▶ [To do] Could you give the data below again, exactly and completely?

▬▬▬▬▬▬▬▬▬▬

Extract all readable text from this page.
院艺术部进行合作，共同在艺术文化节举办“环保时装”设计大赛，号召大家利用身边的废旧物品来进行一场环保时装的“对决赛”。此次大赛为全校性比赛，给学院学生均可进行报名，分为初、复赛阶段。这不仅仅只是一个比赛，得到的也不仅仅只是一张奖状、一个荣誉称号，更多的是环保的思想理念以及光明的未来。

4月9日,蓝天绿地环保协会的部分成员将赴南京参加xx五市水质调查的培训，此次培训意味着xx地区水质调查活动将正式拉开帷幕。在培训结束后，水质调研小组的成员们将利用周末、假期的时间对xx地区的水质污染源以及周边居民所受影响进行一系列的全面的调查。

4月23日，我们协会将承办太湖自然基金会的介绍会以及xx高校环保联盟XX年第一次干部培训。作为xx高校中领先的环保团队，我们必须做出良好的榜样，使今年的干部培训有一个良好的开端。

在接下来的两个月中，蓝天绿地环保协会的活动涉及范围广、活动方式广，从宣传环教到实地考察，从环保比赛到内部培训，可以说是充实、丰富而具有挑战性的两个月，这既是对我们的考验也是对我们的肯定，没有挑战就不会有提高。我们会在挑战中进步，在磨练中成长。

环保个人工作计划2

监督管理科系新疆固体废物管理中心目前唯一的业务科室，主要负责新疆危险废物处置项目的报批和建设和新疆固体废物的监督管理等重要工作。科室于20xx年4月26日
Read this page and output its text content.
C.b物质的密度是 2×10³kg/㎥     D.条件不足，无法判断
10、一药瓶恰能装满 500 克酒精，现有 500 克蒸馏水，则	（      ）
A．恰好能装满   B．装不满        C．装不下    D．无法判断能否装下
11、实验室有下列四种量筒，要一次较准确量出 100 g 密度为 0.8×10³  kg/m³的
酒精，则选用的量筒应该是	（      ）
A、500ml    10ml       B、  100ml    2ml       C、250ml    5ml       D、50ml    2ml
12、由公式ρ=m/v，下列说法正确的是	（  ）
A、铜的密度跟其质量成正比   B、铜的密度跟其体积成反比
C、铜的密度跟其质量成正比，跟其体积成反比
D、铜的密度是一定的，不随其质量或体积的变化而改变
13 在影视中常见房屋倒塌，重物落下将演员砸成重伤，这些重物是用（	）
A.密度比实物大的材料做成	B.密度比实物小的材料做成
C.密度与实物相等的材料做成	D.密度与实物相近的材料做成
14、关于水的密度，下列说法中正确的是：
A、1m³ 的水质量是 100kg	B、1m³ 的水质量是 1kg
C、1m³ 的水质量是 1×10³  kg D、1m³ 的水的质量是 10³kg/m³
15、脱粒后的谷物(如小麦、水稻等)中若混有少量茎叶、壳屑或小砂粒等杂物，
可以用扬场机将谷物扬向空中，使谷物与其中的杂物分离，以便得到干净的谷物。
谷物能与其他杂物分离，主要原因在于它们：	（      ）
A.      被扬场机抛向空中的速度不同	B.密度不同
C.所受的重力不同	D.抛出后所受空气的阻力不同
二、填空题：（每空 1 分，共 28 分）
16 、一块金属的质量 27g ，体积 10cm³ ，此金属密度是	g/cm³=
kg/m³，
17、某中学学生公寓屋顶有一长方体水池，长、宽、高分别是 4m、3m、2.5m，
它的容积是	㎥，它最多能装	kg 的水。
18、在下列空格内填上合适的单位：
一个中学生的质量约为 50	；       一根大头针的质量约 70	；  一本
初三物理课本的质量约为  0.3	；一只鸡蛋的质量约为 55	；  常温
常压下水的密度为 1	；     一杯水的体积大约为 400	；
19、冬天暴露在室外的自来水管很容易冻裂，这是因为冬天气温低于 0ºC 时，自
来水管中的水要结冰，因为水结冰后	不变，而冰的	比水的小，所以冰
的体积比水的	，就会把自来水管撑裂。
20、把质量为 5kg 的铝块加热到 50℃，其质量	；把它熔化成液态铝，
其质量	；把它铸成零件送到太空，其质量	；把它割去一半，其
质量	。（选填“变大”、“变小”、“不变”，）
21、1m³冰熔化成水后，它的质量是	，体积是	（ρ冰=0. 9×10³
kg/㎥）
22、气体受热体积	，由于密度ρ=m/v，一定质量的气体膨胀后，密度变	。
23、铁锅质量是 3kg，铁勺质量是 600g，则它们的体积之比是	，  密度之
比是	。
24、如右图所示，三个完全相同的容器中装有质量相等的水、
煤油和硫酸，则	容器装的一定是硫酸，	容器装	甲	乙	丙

▬▬▬▬▬▬▬▬▬▬

▶ [Finished exercise]
Extract all readable text from this page.
院艺术部进行合作，共同在艺术文化节举办“环保时装”设计大赛，号召大家利用身边的废旧物品来进行一场环保时装的“对决赛”。此次大赛为全校性比赛，给学院学生均可进行报名，分为初、复赛阶段。这不仅仅只是一个比赛，得到的也不仅仅只是一张奖状、一个荣誉称号，更多的是环保的思想理念以及光明的未来。

4月9日,蓝天绿地环保协会的部分成员将赴南京参加xx五市水质调查的培训，此次培训意味着xx地区水质调查活动将正式拉开帷幕。在培训结束后，水质调研小组的成员们将利用周末、假期的时间对xx地区的水质污染源以及周边居民所受影响进行一系列的全面的调查。

4月23日，我们协会将承办太湖自然基金会的介绍会以及xx高校环保联盟XX年第一次干部培训。作为xx高校中领先的环保团队，我们必须做出良好的榜样，使今年的干部培训有一个良好的开端。

在接下来的两个月中，蓝天绿地环保协会的活动涉及范围广、活动方式广，从宣传环教到实地考察，从环保比赛到内部培训，可以说是充实、丰富而具有挑战性的两个月，这既是对我们的考验也是对我们的肯定，没有挑战就不会有提高。我们会在挑战中进步，在磨练中成长。

环保个人工作计划2

监督管理科系新疆固体废物管理中心目前唯一的业务科室，主要负责新疆危险废物处置项目的报批和建设和新疆固体废物的监督管理等重要工作。科室于20xx年4月26日
Read this page and output its text content.
C.b物质的密度是 2×10³kg/㎥     D.条件不足，无法判断
10、一药瓶恰能装满 500 克酒精，现有 500 克蒸馏水，则	（      ）
A．恰好能装满   B．装不满        C．装不下    D．无法判断能否装下
11、实验室有下列四种量筒，要一次较准确量出 100 g 密度为 0.8×10³  kg/m³的
酒精，则选用的量筒应该是	（      ）
A、500ml    10ml       B、  100ml    2ml       C、250ml    5ml       D、50ml    2ml
12、由公式ρ=m/v，下列说法正确的是	（  ）
A、铜的密度跟其质量成正比   B、铜的密度跟其体积成反比
C、铜的密度跟其质量成正比，跟其体积成反比
D、铜的密度是一定的，不随其质量或体积的变化而改变
13 在影视中常见房屋倒塌，重物落下将演员砸成重伤，这些重物是用（	）
A.密度比实物大的材料做成	B.密度比实物小的材料做成
C.密度与实物相等的材料做成	D.密度与实物相近的材料做成
14、关于水的密度，下列说法中正确的是：
A、1m³ 的水质量是 100kg	B、1m³ 的水质量是 1kg
C、1m³ 的水质量是 1×10³  kg D、1m³ 的水的质量是 10³kg/m³
15、脱粒后的谷物(如小麦、水稻等)中若混有少量茎叶、壳屑或小砂粒等杂物，
可以用扬场机将谷物扬向空中，使谷物与其中的杂物分离，以便得到干净的谷物。
谷物能与其他杂物分离，主要原因在于它们：	（      ）
A.      被扬场机抛向空中的速度不同	B.密度不同
C.所受的重力不同	D.抛出后所受空气的阻力不同
二、填空题：（每空 1 分，共 28 分）
16 、一块金属的质量 27g ，体积 10cm³ ，此金属密度是	g/cm³=
kg/m³，
17、某中学学生公寓屋顶有一长方体水池，长、宽、高分别是 4m、3m、2.5m，
它的容积是	㎥，它最多能装	kg 的水。
18、在下列空格内填上合适的单位：
一个中学生的质量约为 50	；       一根大头针的质量约 70	；  一本
初三物理课本的质量约为  0.3	；一只鸡蛋的质量约为 55	；  常温
常压下水的密度为 1	；     一杯水的体积大约为 400	；
19、冬天暴露在室外的自来水管很容易冻裂，这是因为冬天气温低于 0ºC 时，自
来水管中的水要结冰，因为水结冰后	不变，而冰的	比水的小，所以冰
的体积比水的	，就会把自来水管撑裂。
20、把质量为 5kg 的铝块加热到 50℃，其质量	；把它熔化成液态铝，
其质量	；把它铸成零件送到太空，其质量	；把它割去一半，其
质量	。（选填“变大”、“变小”、“不变”，）
21、1m³冰熔化成水后，它的质量是	，体积是	（ρ冰=0. 9×10³
kg/㎥）
22、气体受热体积	，由于密度ρ=m/v，一定质量的气体膨胀后，密度变	。
23、铁锅质量是 3kg，铁勺质量是 600g，则它们的体积之比是	，  密度之
比是	。
24、如右图所示，三个完全相同的容器中装有质量相等的水、
煤油和硫酸，则	容器装的一定是硫酸，	容器装	甲	乙	丙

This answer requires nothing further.